# Materials provided
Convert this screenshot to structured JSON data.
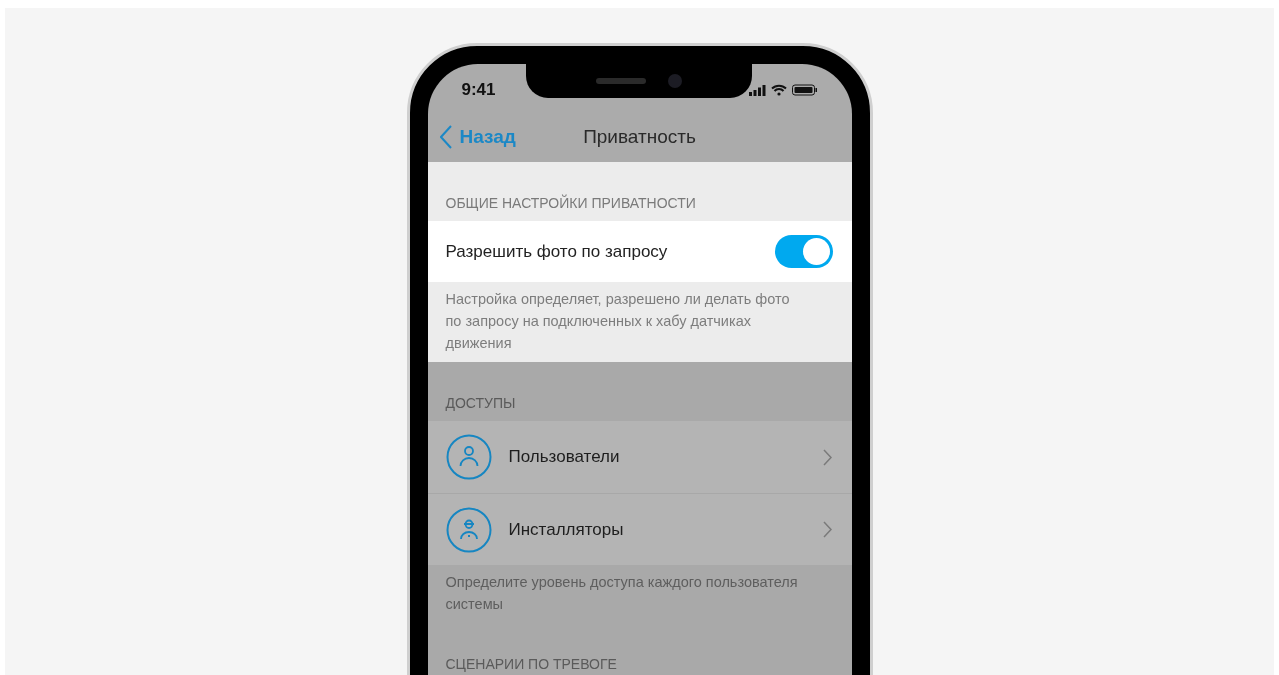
{
  "status_bar": {
    "time": "9:41"
  },
  "nav": {
    "back": "Назад",
    "title": "Приватность"
  },
  "sections": [
    {
      "header": "ОБЩИЕ НАСТРОЙКИ ПРИВАТНОСТИ",
      "highlighted": true,
      "rows": [
        {
          "kind": "toggle",
          "label": "Разрешить фото по запросу",
          "on": true
        }
      ],
      "footer": "Настройка определяет, разрешено ли делать фото по запросу на подключенных к хабу датчиках движения"
    },
    {
      "header": "ДОСТУПЫ",
      "highlighted": false,
      "rows": [
        {
          "kind": "link",
          "label": "Пользователи"
        },
        {
          "kind": "link",
          "label": "Инсталляторы"
        }
      ],
      "footer": "Определите уровень доступа каждого пользователя системы"
    },
    {
      "header": "СЦЕНАРИИ ПО ТРЕВОГЕ",
      "highlighted": false
    }
  ]
}
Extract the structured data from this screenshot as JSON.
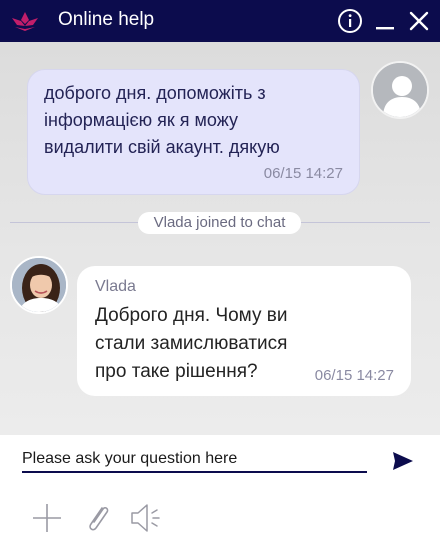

# Task directions
Exclude every picture and copy the remaining data exactly.

# The completed task
Convert this screenshot to structured JSON data.
{
  "status_bar": {
    "time": "9:41"
  },
  "nav": {
    "back": "Назад",
    "title": "Приватность"
  },
  "sections": [
    {
      "header": "ОБЩИЕ НАСТРОЙКИ ПРИВАТНОСТИ",
      "highlighted": true,
      "rows": [
        {
          "kind": "toggle",
          "label": "Разрешить фото по запросу",
          "on": true
        }
      ],
      "footer": "Настройка определяет, разрешено ли делать фото по запросу на подключенных к хабу датчиках движения"
    },
    {
      "header": "ДОСТУПЫ",
      "highlighted": false,
      "rows": [
        {
          "kind": "link",
          "label": "Пользователи"
        },
        {
          "kind": "link",
          "label": "Инсталляторы"
        }
      ],
      "footer": "Определите уровень доступа каждого пользователя системы"
    },
    {
      "header": "СЦЕНАРИИ ПО ТРЕВОГЕ",
      "highlighted": false
    }
  ]
}
Extract the structured data from this screenshot as JSON.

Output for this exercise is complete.